Collected data
━━━━━━
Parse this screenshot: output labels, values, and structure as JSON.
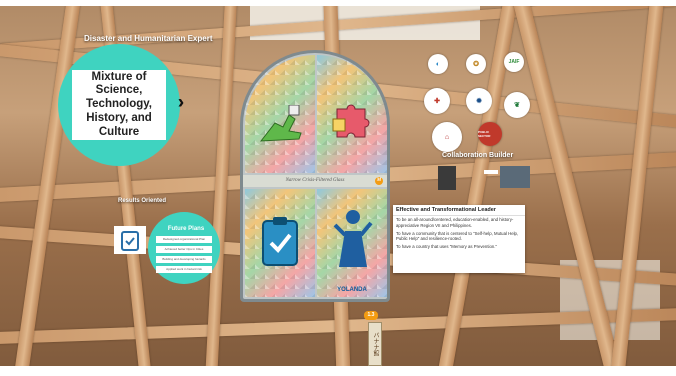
{
  "headlines": {
    "disaster_expert": "Disaster and Humanitarian Expert",
    "results_oriented": "Results Oriented",
    "collaboration_builder": "Collaboration Builder"
  },
  "main_circle": {
    "text": "Mixture of Science, Technology, History, and Culture"
  },
  "chevrons_icon": "triple-chevron-right-icon",
  "stained_window": {
    "caption": "Narrow Crisis-Filtered Glass",
    "badge": "M",
    "panes": [
      {
        "name": "pane-top-left",
        "icon": "robot-hand-icon",
        "label": ""
      },
      {
        "name": "pane-top-right",
        "icon": "puzzle-piece-icon",
        "label": ""
      },
      {
        "name": "pane-bottom-left",
        "icon": "clipboard-check-icon",
        "label": ""
      },
      {
        "name": "pane-bottom-right",
        "icon": "typhoon-figure-icon",
        "label": "YOLANDA"
      }
    ]
  },
  "future_plans": {
    "title": "Future Plans",
    "items": [
      "Redesigned organizational Plan",
      "Achieved better Ops in Cities",
      "Building and developing hazards",
      "Applied work in hazard risk"
    ]
  },
  "leadership_card": {
    "title": "Effective and Transformational Leader",
    "lines": [
      "To be an all-around/centered, education-enabled, and history-appreciative Region VII and Philippines.",
      "To have a community that is centered to \"Self-help, Mutual Help, Public Help\" and resilience-rooted.",
      "To have a country that uses \"Memory as Prevention.\""
    ]
  },
  "logos": [
    {
      "name": "logo-agency-blue",
      "icon": "droplet-seal-icon"
    },
    {
      "name": "logo-seal-round",
      "icon": "seal-icon"
    },
    {
      "name": "logo-jica",
      "icon": "jica-icon",
      "text": "JAIF"
    },
    {
      "name": "logo-red-cross",
      "icon": "hands-seal-icon"
    },
    {
      "name": "logo-ocd",
      "icon": "ocd-seal-icon"
    },
    {
      "name": "logo-denr",
      "icon": "leaf-seal-icon"
    },
    {
      "name": "logo-dpwh",
      "icon": "building-seal-icon"
    },
    {
      "name": "logo-public-sector",
      "icon": "red-badge-icon",
      "text": "PUBLIC SECTOR"
    }
  ],
  "sign": {
    "text": "バナナ館",
    "tag": "1.3"
  },
  "colors": {
    "teal": "#3fd3c0",
    "wood": "#c9976a",
    "accent": "#f39c12"
  }
}
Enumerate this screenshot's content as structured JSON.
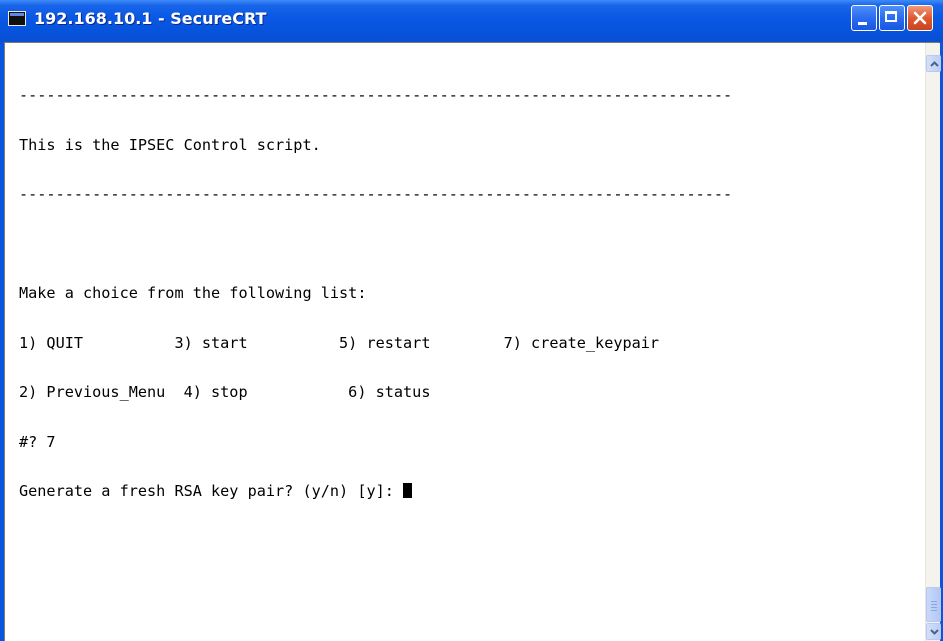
{
  "window": {
    "title": "192.168.10.1 - SecureCRT",
    "icon": "terminal-app-icon"
  },
  "terminal": {
    "lines": [
      "------------------------------------------------------------------------------",
      "This is the IPSEC Control script.",
      "------------------------------------------------------------------------------",
      "",
      "Make a choice from the following list:",
      "1) QUIT          3) start          5) restart        7) create_keypair",
      "2) Previous_Menu  4) stop           6) status",
      "#? 7",
      "Generate a fresh RSA key pair? (y/n) [y]: "
    ],
    "cursor_line": 8
  },
  "icons": {
    "minimize": "minimize-icon",
    "maximize": "maximize-icon",
    "close": "close-icon",
    "scroll_up": "arrow-up-icon",
    "scroll_down": "arrow-down-icon"
  },
  "colors": {
    "titlebar": "#0a58e4",
    "close_button": "#e0592e",
    "terminal_bg": "#ffffff",
    "terminal_fg": "#000000"
  }
}
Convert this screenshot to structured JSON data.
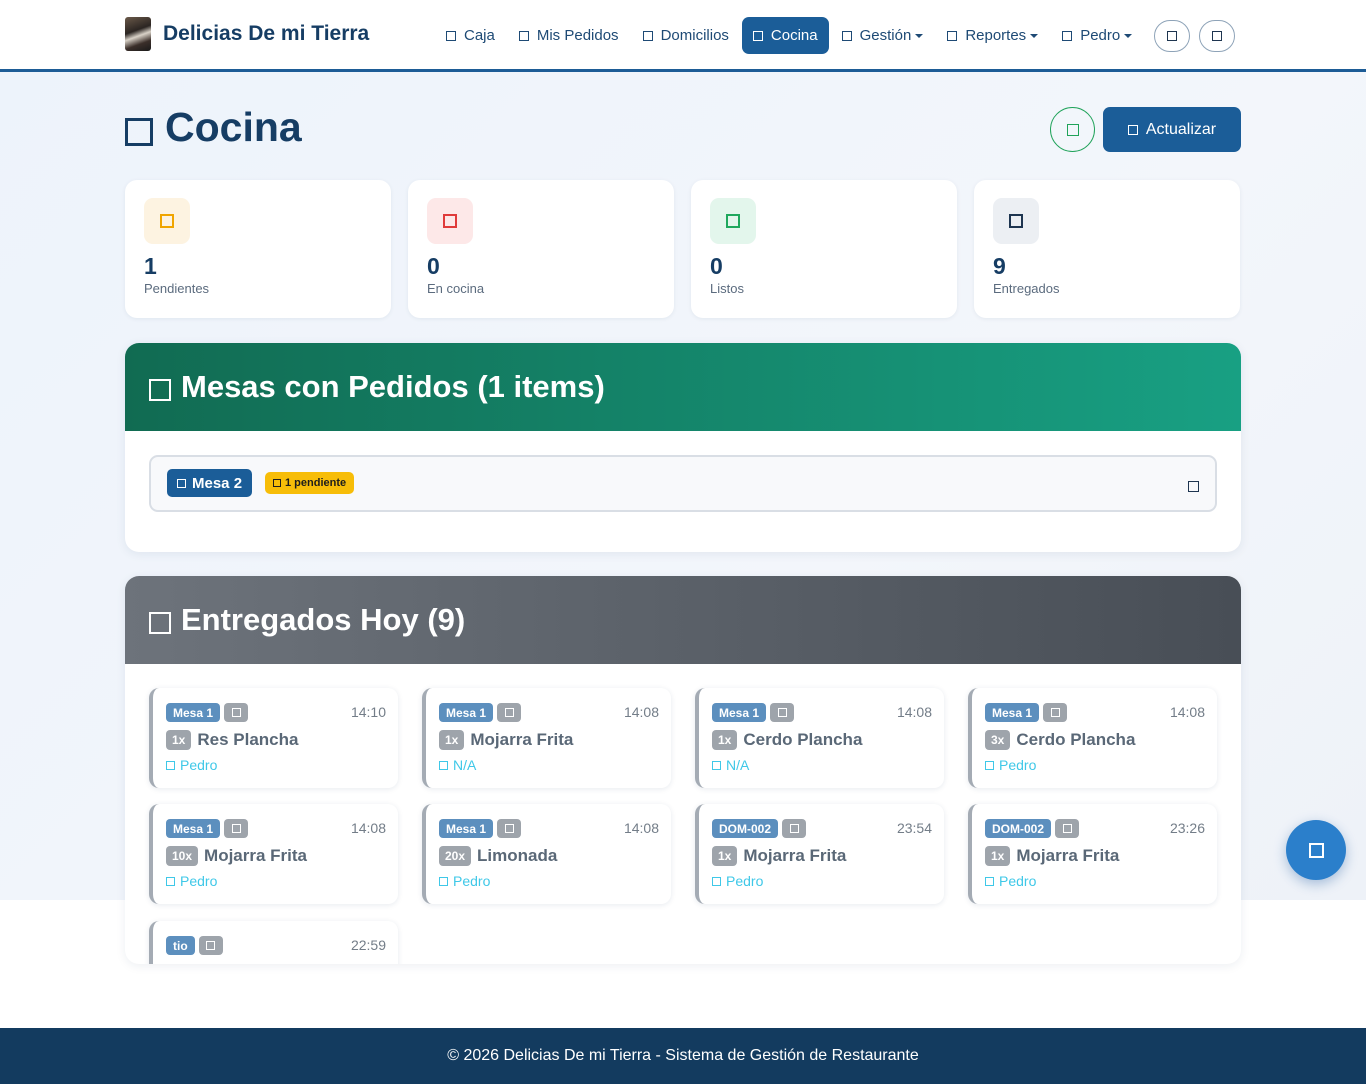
{
  "brand": {
    "name": "Delicias De mi Tierra"
  },
  "nav": {
    "items": [
      {
        "label": "Caja",
        "icon": "square-icon",
        "dropdown": false,
        "active": false
      },
      {
        "label": "Mis Pedidos",
        "icon": "square-icon",
        "dropdown": false,
        "active": false
      },
      {
        "label": "Domicilios",
        "icon": "square-icon",
        "dropdown": false,
        "active": false
      },
      {
        "label": "Cocina",
        "icon": "square-icon",
        "dropdown": false,
        "active": true
      },
      {
        "label": "Gestión",
        "icon": "square-icon",
        "dropdown": true,
        "active": false
      },
      {
        "label": "Reportes",
        "icon": "square-icon",
        "dropdown": true,
        "active": false
      },
      {
        "label": "Pedro",
        "icon": "square-icon",
        "dropdown": true,
        "active": false
      }
    ]
  },
  "header": {
    "title": "Cocina",
    "refresh_label": "Actualizar"
  },
  "stats": [
    {
      "value": "1",
      "label": "Pendientes",
      "color": "#f0a500",
      "bg": "#fdf3e1"
    },
    {
      "value": "0",
      "label": "En cocina",
      "color": "#e03b3b",
      "bg": "#fde8e8"
    },
    {
      "value": "0",
      "label": "Listos",
      "color": "#1fa85d",
      "bg": "#e3f6ec"
    },
    {
      "value": "9",
      "label": "Entregados",
      "color": "#1e3550",
      "bg": "#eceff3"
    }
  ],
  "mesas": {
    "title": "Mesas con Pedidos (1 items)",
    "rows": [
      {
        "mesa": "Mesa 2",
        "status": "1 pendiente"
      }
    ]
  },
  "entregados": {
    "title": "Entregados Hoy (9)",
    "items": [
      {
        "tag": "Mesa 1",
        "time": "14:10",
        "qty": "1x",
        "name": "Res Plancha",
        "user": "Pedro"
      },
      {
        "tag": "Mesa 1",
        "time": "14:08",
        "qty": "1x",
        "name": "Mojarra Frita",
        "user": "N/A"
      },
      {
        "tag": "Mesa 1",
        "time": "14:08",
        "qty": "1x",
        "name": "Cerdo Plancha",
        "user": "N/A"
      },
      {
        "tag": "Mesa 1",
        "time": "14:08",
        "qty": "3x",
        "name": "Cerdo Plancha",
        "user": "Pedro"
      },
      {
        "tag": "Mesa 1",
        "time": "14:08",
        "qty": "10x",
        "name": "Mojarra Frita",
        "user": "Pedro"
      },
      {
        "tag": "Mesa 1",
        "time": "14:08",
        "qty": "20x",
        "name": "Limonada",
        "user": "Pedro"
      },
      {
        "tag": "DOM-002",
        "time": "23:54",
        "qty": "1x",
        "name": "Mojarra Frita",
        "user": "Pedro"
      },
      {
        "tag": "DOM-002",
        "time": "23:26",
        "qty": "1x",
        "name": "Mojarra Frita",
        "user": "Pedro"
      },
      {
        "tag": "tio",
        "time": "22:59",
        "qty": "",
        "name": "",
        "user": ""
      }
    ]
  },
  "footer": {
    "text": "© 2026 Delicias De mi Tierra - Sistema de Gestión de Restaurante"
  },
  "colors": {
    "primary": "#1b5d98",
    "navy": "#163d64",
    "success": "#1fa85d",
    "warning": "#f7bd08",
    "info": "#3fc8e8"
  }
}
━━━━━━
Goal of the exercise:
Reproduce each line of the entries in which the word "screenshot" is found.

Full answer:
Parse this screenshot: output labels, values, and structure as JSON.
Enumerate this screenshot's content as structured JSON.
Convert this screenshot to structured JSON data.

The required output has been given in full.